***** TASK INPUT
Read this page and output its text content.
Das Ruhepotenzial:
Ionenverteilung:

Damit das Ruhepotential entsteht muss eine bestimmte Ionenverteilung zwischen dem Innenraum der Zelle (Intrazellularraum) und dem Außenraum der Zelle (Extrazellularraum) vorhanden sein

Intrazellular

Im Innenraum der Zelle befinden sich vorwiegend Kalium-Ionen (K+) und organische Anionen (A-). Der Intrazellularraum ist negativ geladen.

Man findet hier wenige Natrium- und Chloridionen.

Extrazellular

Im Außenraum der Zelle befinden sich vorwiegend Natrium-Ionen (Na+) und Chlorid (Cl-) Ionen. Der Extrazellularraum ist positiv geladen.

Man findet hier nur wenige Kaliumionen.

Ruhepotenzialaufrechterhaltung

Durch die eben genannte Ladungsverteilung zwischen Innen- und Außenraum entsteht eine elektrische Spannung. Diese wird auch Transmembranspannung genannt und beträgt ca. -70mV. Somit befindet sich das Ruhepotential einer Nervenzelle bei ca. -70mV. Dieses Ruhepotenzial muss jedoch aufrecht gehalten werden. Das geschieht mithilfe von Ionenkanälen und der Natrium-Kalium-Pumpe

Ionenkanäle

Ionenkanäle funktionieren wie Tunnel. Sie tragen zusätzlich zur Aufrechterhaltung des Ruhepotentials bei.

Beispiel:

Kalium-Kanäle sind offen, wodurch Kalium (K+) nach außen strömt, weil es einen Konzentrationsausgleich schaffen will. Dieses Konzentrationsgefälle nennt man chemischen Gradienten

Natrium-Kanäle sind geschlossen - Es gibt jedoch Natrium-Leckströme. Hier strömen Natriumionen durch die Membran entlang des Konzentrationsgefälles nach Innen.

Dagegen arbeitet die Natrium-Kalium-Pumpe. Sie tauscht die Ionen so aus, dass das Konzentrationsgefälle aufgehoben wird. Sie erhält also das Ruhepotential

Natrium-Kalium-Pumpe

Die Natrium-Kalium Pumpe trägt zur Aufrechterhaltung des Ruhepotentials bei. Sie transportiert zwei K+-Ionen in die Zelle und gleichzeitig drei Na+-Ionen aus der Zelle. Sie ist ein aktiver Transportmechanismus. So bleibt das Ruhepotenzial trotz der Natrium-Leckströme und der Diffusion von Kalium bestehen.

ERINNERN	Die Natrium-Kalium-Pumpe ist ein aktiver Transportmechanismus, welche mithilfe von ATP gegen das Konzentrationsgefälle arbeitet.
**********
Restate the whole listing exactly, leaving out nothing.

• [FINAL RESULT]
Read this page and output its text content.
Das Ruhepotenzial:
Ionenverteilung:

Damit das Ruhepotential entsteht muss eine bestimmte Ionenverteilung zwischen dem Innenraum der Zelle (Intrazellularraum) und dem Außenraum der Zelle (Extrazellularraum) vorhanden sein

Intrazellular

Im Innenraum der Zelle befinden sich vorwiegend Kalium-Ionen (K+) und organische Anionen (A-). Der Intrazellularraum ist negativ geladen.

Man findet hier wenige Natrium- und Chloridionen.

Extrazellular

Im Außenraum der Zelle befinden sich vorwiegend Natrium-Ionen (Na+) und Chlorid (Cl-) Ionen. Der Extrazellularraum ist positiv geladen.

Man findet hier nur wenige Kaliumionen.

Ruhepotenzialaufrechterhaltung

Durch die eben genannte Ladungsverteilung zwischen Innen- und Außenraum entsteht eine elektrische Spannung. Diese wird auch Transmembranspannung genannt und beträgt ca. -70mV. Somit befindet sich das Ruhepotential einer Nervenzelle bei ca. -70mV. Dieses Ruhepotenzial muss jedoch aufrecht gehalten werden. Das geschieht mithilfe von Ionenkanälen und der Natrium-Kalium-Pumpe

Ionenkanäle

Ionenkanäle funktionieren wie Tunnel. Sie tragen zusätzlich zur Aufrechterhaltung des Ruhepotentials bei.

Beispiel:

Kalium-Kanäle sind offen, wodurch Kalium (K+) nach außen strömt, weil es einen Konzentrationsausgleich schaffen will. Dieses Konzentrationsgefälle nennt man chemischen Gradienten

Natrium-Kanäle sind geschlossen - Es gibt jedoch Natrium-Leckströme. Hier strömen Natriumionen durch die Membran entlang des Konzentrationsgefälles nach Innen.

Dagegen arbeitet die Natrium-Kalium-Pumpe. Sie tauscht die Ionen so aus, dass das Konzentrationsgefälle aufgehoben wird. Sie erhält also das Ruhepotential

Natrium-Kalium-Pumpe

Die Natrium-Kalium Pumpe trägt zur Aufrechterhaltung des Ruhepotentials bei. Sie transportiert zwei K+-Ionen in die Zelle und gleichzeitig drei Na+-Ionen aus der Zelle. Sie ist ein aktiver Transportmechanismus. So bleibt das Ruhepotenzial trotz der Natrium-Leckströme und der Diffusion von Kalium bestehen.

ERINNERN	Die Natrium-Kalium-Pumpe ist ein aktiver Transportmechanismus, welche mithilfe von ATP gegen das Konzentrationsgefälle arbeitet.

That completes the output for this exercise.